Schreibe die Zeilen aller Einträge unten als nummerierte Liste um und lass dabei Leerzeilen weg.

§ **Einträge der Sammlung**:
^^^^^^^^^^^^^^^^

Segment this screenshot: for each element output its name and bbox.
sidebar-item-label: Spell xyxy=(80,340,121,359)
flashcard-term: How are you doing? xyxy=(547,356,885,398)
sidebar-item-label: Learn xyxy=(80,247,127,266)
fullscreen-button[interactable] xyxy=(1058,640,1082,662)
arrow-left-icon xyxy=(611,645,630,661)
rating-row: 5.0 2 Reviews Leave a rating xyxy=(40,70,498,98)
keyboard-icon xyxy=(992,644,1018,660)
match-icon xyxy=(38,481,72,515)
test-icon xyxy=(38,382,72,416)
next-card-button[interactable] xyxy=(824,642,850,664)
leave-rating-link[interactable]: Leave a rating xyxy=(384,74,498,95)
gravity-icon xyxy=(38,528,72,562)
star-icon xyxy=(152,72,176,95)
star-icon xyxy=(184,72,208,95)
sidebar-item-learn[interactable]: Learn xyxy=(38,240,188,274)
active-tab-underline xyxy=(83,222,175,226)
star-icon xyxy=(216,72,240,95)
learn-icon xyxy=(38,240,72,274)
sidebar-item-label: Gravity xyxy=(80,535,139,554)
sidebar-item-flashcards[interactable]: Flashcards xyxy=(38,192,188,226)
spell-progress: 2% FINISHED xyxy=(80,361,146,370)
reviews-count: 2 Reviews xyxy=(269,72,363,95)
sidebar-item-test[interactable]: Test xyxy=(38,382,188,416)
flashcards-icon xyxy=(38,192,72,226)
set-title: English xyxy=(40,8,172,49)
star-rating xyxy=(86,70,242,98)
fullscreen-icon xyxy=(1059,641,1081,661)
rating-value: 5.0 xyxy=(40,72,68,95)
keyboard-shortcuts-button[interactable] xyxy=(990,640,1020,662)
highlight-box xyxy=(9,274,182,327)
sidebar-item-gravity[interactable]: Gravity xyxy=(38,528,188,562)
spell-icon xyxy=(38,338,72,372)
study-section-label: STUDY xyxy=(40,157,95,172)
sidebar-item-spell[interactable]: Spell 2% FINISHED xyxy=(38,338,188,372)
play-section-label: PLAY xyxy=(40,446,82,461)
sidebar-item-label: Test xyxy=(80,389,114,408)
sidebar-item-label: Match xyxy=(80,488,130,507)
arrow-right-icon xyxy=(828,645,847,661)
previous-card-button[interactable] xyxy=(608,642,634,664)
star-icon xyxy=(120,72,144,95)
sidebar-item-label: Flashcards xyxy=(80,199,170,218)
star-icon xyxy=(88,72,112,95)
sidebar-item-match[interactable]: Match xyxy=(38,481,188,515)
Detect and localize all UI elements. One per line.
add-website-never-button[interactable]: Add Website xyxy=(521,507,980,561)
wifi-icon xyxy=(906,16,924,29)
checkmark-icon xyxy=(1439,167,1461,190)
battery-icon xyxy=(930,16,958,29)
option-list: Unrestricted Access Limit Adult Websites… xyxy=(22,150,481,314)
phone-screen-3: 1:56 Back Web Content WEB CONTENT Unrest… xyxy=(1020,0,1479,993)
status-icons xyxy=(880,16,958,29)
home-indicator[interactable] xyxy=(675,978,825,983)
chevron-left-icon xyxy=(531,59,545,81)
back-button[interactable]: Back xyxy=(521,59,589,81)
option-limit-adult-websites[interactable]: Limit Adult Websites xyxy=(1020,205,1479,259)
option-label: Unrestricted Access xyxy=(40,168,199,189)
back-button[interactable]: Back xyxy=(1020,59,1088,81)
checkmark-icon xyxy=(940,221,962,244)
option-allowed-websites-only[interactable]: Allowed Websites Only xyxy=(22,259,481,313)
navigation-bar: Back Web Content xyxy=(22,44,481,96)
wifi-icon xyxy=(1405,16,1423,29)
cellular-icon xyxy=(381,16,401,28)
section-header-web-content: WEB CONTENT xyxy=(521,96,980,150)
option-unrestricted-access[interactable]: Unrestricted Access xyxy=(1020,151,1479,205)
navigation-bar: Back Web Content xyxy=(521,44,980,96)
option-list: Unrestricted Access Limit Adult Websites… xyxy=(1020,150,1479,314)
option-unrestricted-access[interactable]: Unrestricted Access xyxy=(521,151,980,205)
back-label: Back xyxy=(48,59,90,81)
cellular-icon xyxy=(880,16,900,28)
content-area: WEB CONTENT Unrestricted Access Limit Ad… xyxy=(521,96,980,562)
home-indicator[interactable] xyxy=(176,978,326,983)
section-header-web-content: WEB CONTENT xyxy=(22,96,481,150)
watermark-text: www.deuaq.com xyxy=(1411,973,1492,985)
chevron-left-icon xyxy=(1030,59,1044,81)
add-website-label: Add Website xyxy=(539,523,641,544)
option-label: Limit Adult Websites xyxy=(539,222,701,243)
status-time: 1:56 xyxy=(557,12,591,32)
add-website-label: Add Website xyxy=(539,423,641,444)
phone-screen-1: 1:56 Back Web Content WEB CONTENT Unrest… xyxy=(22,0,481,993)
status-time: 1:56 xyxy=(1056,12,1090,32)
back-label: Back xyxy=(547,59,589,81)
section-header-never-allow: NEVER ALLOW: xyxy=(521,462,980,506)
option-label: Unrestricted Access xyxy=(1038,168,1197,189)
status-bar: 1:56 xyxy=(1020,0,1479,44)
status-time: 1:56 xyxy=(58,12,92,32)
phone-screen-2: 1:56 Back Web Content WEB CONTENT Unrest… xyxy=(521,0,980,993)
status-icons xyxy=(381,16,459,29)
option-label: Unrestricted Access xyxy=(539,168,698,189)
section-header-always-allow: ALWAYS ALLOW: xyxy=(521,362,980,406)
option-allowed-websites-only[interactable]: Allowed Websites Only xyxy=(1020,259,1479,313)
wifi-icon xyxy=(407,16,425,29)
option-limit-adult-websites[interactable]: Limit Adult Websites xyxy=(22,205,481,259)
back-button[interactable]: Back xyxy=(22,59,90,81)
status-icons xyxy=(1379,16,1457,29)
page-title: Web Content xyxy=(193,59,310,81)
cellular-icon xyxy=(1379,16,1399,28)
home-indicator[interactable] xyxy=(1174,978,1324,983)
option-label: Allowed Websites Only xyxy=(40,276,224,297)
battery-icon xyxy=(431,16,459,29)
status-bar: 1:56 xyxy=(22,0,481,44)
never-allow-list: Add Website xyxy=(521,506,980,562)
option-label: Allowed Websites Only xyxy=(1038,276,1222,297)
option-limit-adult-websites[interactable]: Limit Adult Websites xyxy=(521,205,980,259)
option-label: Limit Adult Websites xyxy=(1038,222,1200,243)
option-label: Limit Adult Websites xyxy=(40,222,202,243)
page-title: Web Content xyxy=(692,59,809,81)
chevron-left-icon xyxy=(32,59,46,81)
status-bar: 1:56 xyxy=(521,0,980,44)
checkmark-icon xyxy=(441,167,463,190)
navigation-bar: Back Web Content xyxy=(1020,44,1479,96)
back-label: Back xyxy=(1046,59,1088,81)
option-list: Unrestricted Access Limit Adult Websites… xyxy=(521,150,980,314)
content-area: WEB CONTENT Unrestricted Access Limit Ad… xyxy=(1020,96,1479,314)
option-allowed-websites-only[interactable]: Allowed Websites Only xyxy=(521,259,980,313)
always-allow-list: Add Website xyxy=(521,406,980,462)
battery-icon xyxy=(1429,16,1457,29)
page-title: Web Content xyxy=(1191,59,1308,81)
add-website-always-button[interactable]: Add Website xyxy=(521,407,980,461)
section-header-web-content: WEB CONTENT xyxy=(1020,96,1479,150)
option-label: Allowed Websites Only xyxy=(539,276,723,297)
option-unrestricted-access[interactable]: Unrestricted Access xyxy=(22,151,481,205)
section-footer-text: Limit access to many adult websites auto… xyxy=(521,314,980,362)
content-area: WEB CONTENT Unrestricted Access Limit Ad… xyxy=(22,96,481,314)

^^^^^^^^^^^^^^^^

§ **LÖSUNG**:
1. Segment this screenshot: for each element output its name and bbox.
2. sidebar-item-label: Spell xyxy=(80,340,121,359)
3. flashcard-term: How are you doing? xyxy=(547,356,885,398)
4. sidebar-item-label: Learn xyxy=(80,247,127,266)
5. fullscreen-button[interactable] xyxy=(1058,640,1082,662)
6. arrow-left-icon xyxy=(611,645,630,661)
7. rating-row: 5.0 2 Reviews Leave a rating xyxy=(40,70,498,98)
8. keyboard-icon xyxy=(992,644,1018,660)
9. match-icon xyxy=(38,481,72,515)
10. test-icon xyxy=(38,382,72,416)
11. next-card-button[interactable] xyxy=(824,642,850,664)
12. leave-rating-link[interactable]: Leave a rating xyxy=(384,74,498,95)
13. gravity-icon xyxy=(38,528,72,562)
14. star-icon xyxy=(152,72,176,95)
15. star-icon xyxy=(184,72,208,95)
16. sidebar-item-learn[interactable]: Learn xyxy=(38,240,188,274)
17. active-tab-underline xyxy=(83,222,175,226)
18. star-icon xyxy=(216,72,240,95)
19. learn-icon xyxy=(38,240,72,274)
20. sidebar-item-label: Gravity xyxy=(80,535,139,554)
21. sidebar-item-flashcards[interactable]: Flashcards xyxy=(38,192,188,226)
22. spell-progress: 2% FINISHED xyxy=(80,361,146,370)
23. reviews-count: 2 Reviews xyxy=(269,72,363,95)
24. sidebar-item-test[interactable]: Test xyxy=(38,382,188,416)
25. flashcards-icon xyxy=(38,192,72,226)
26. set-title: English xyxy=(40,8,172,49)
27. star-rating xyxy=(86,70,242,98)
28. fullscreen-icon xyxy=(1059,641,1081,661)
29. rating-value: 5.0 xyxy=(40,72,68,95)
30. keyboard-shortcuts-button[interactable] xyxy=(990,640,1020,662)
31. highlight-box xyxy=(9,274,182,327)
32. sidebar-item-gravity[interactable]: Gravity xyxy=(38,528,188,562)
33. spell-icon xyxy=(38,338,72,372)
34. study-section-label: STUDY xyxy=(40,157,95,172)
35. sidebar-item-spell[interactable]: Spell 2% FINISHED xyxy=(38,338,188,372)
36. play-section-label: PLAY xyxy=(40,446,82,461)
37. sidebar-item-label: Test xyxy=(80,389,114,408)
38. sidebar-item-label: Match xyxy=(80,488,130,507)
39. arrow-right-icon xyxy=(828,645,847,661)
40. previous-card-button[interactable] xyxy=(608,642,634,664)
41. star-icon xyxy=(120,72,144,95)
42. sidebar-item-label: Flashcards xyxy=(80,199,170,218)
43. star-icon xyxy=(88,72,112,95)
44. sidebar-item-match[interactable]: Match xyxy=(38,481,188,515)
45. Detect and localize all UI elements. One per line.
46. add-website-never-button[interactable]: Add Website xyxy=(521,507,980,561)
47. wifi-icon xyxy=(906,16,924,29)
48. checkmark-icon xyxy=(1439,167,1461,190)
49. battery-icon xyxy=(930,16,958,29)
50. option-list: Unrestricted Access Limit Adult Websites… xyxy=(22,150,481,314)
51. phone-screen-3: 1:56 Back Web Content WEB CONTENT Unrest… xyxy=(1020,0,1479,993)
52. status-icons xyxy=(880,16,958,29)
53. home-indicator[interactable] xyxy=(675,978,825,983)
54. chevron-left-icon xyxy=(531,59,545,81)
55. back-button[interactable]: Back xyxy=(521,59,589,81)
56. option-limit-adult-websites[interactable]: Limit Adult Websites xyxy=(1020,205,1479,259)
57. option-label: Unrestricted Access xyxy=(40,168,199,189)
58. back-button[interactable]: Back xyxy=(1020,59,1088,81)
59. checkmark-icon xyxy=(940,221,962,244)
60. option-allowed-websites-only[interactable]: Allowed Websites Only xyxy=(22,259,481,313)
61. navigation-bar: Back Web Content xyxy=(22,44,481,96)
62. wifi-icon xyxy=(1405,16,1423,29)
63. cellular-icon xyxy=(381,16,401,28)
64. section-header-web-content: WEB CONTENT xyxy=(521,96,980,150)
65. option-unrestricted-access[interactable]: Unrestricted Access xyxy=(1020,151,1479,205)
66. navigation-bar: Back Web Content xyxy=(521,44,980,96)
67. option-list: Unrestricted Access Limit Adult Websites… xyxy=(1020,150,1479,314)
68. option-unrestricted-access[interactable]: Unrestricted Access xyxy=(521,151,980,205)
69. back-label: Back xyxy=(48,59,90,81)
70. cellular-icon xyxy=(880,16,900,28)
71. content-area: WEB CONTENT Unrestricted Access Limit Ad… xyxy=(521,96,980,562)
72. home-indicator[interactable] xyxy=(176,978,326,983)
73. section-header-web-content: WEB CONTENT xyxy=(22,96,481,150)
74. watermark-text: www.deuaq.com xyxy=(1411,973,1492,985)
75. chevron-left-icon xyxy=(1030,59,1044,81)
76. add-website-label: Add Website xyxy=(539,523,641,544)
77. option-label: Limit Adult Websites xyxy=(539,222,701,243)
78. status-time: 1:56 xyxy=(557,12,591,32)
79. add-website-label: Add Website xyxy=(539,423,641,444)
80. phone-screen-1: 1:56 Back Web Content WEB CONTENT Unrest… xyxy=(22,0,481,993)
81. status-time: 1:56 xyxy=(1056,12,1090,32)
82. back-label: Back xyxy=(547,59,589,81)
83. section-header-never-allow: NEVER ALLOW: xyxy=(521,462,980,506)
84. option-label: Unrestricted Access xyxy=(1038,168,1197,189)
85. status-bar: 1:56 xyxy=(1020,0,1479,44)
86. status-time: 1:56 xyxy=(58,12,92,32)
87. phone-screen-2: 1:56 Back Web Content WEB CONTENT Unrest… xyxy=(521,0,980,993)
88. status-icons xyxy=(381,16,459,29)
89. option-label: Unrestricted Access xyxy=(539,168,698,189)
90. section-header-always-allow: ALWAYS ALLOW: xyxy=(521,362,980,406)
91. option-allowed-websites-only[interactable]: Allowed Websites Only xyxy=(1020,259,1479,313)
92. wifi-icon xyxy=(407,16,425,29)
93. option-limit-adult-websites[interactable]: Limit Adult Websites xyxy=(22,205,481,259)
94. back-button[interactable]: Back xyxy=(22,59,90,81)
95. status-icons xyxy=(1379,16,1457,29)
96. page-title: Web Content xyxy=(193,59,310,81)
97. cellular-icon xyxy=(1379,16,1399,28)
98. home-indicator[interactable] xyxy=(1174,978,1324,983)
99. option-label: Allowed Websites Only xyxy=(40,276,224,297)
100. battery-icon xyxy=(431,16,459,29)
101. status-bar: 1:56 xyxy=(22,0,481,44)
102. never-allow-list: Add Website xyxy=(521,506,980,562)
103. option-label: Allowed Websites Only xyxy=(1038,276,1222,297)
104. option-limit-adult-websites[interactable]: Limit Adult Websites xyxy=(521,205,980,259)
105. option-label: Limit Adult Websites xyxy=(1038,222,1200,243)
106. option-label: Limit Adult Websites xyxy=(40,222,202,243)
107. page-title: Web Content xyxy=(692,59,809,81)
108. chevron-left-icon xyxy=(32,59,46,81)
109. status-bar: 1:56 xyxy=(521,0,980,44)
110. checkmark-icon xyxy=(441,167,463,190)
111. navigation-bar: Back Web Content xyxy=(1020,44,1479,96)
112. back-label: Back xyxy=(1046,59,1088,81)
113. option-list: Unrestricted Access Limit Adult Websites… xyxy=(521,150,980,314)
114. content-area: WEB CONTENT Unrestricted Access Limit Ad… xyxy=(1020,96,1479,314)
115. option-allowed-websites-only[interactable]: Allowed Websites Only xyxy=(521,259,980,313)
116. always-allow-list: Add Website xyxy=(521,406,980,462)
117. battery-icon xyxy=(1429,16,1457,29)
118. page-title: Web Content xyxy=(1191,59,1308,81)
119. add-website-always-button[interactable]: Add Website xyxy=(521,407,980,461)
120. section-header-web-content: WEB CONTENT xyxy=(1020,96,1479,150)
121. option-label: Allowed Websites Only xyxy=(539,276,723,297)
122. option-unrestricted-access[interactable]: Unrestricted Access xyxy=(22,151,481,205)
123. section-footer-text: Limit access to many adult websites auto… xyxy=(521,314,980,362)
124. content-area: WEB CONTENT Unrestricted Access Limit Ad… xyxy=(22,96,481,314)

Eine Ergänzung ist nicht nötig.